**Exercise details:**
Look for "structure" in each line of the entries, and return the matching lines.

**Material to process:**
^^^^^^^^^^^^^^^^

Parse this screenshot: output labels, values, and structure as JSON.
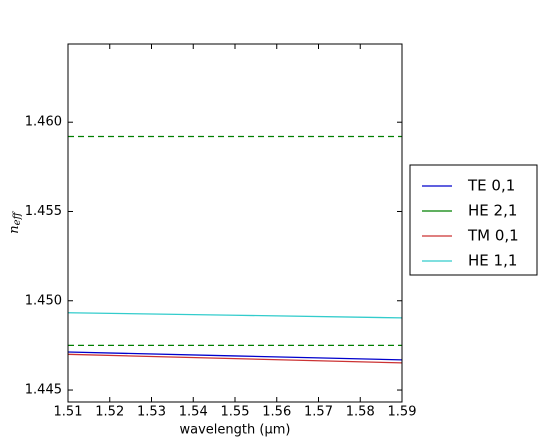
{
  "chart_data": {
    "type": "line",
    "xlabel": "wavelength (μm)",
    "ylabel": {
      "base": "n",
      "sub": "eff"
    },
    "x": [
      1.51,
      1.55,
      1.59
    ],
    "series": [
      {
        "name": "TE 0,1",
        "color": "#0000cc",
        "values": [
          1.44713,
          1.44691,
          1.44669
        ]
      },
      {
        "name": "HE 2,1",
        "color": "#008000",
        "values": [
          null,
          null,
          null
        ]
      },
      {
        "name": "TM 0,1",
        "color": "#cc3333",
        "values": [
          1.447,
          1.44676,
          1.44652
        ]
      },
      {
        "name": "HE 1,1",
        "color": "#33cccc",
        "values": [
          1.44933,
          1.44919,
          1.44904
        ]
      }
    ],
    "hlines": [
      {
        "value": 1.4592,
        "color": "#008000",
        "style": "dashed"
      },
      {
        "value": 1.4475,
        "color": "#008000",
        "style": "dashed"
      }
    ],
    "xlim": [
      1.51,
      1.59
    ],
    "ylim": [
      1.44433,
      1.46438
    ],
    "xticks": [
      1.51,
      1.52,
      1.53,
      1.54,
      1.55,
      1.56,
      1.57,
      1.58,
      1.59
    ],
    "yticks": [
      1.445,
      {
        "value": 1.45,
        "label": "1.450"
      },
      1.455,
      {
        "value": 1.46,
        "label": "1.460"
      }
    ],
    "grid": false,
    "legend": "right"
  }
}
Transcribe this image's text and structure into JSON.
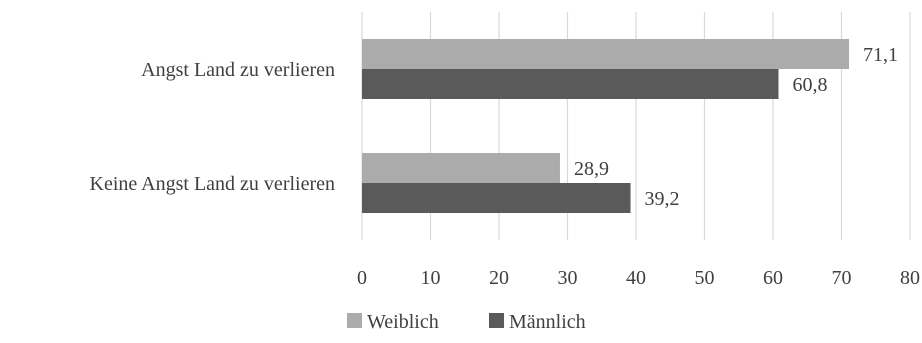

^^^^^^^^^^^^^^^^

**Solution to this exercise:**
Parse this screenshot: output labels, values, and structure as JSON.
Transcribe this image's text and structure into JSON.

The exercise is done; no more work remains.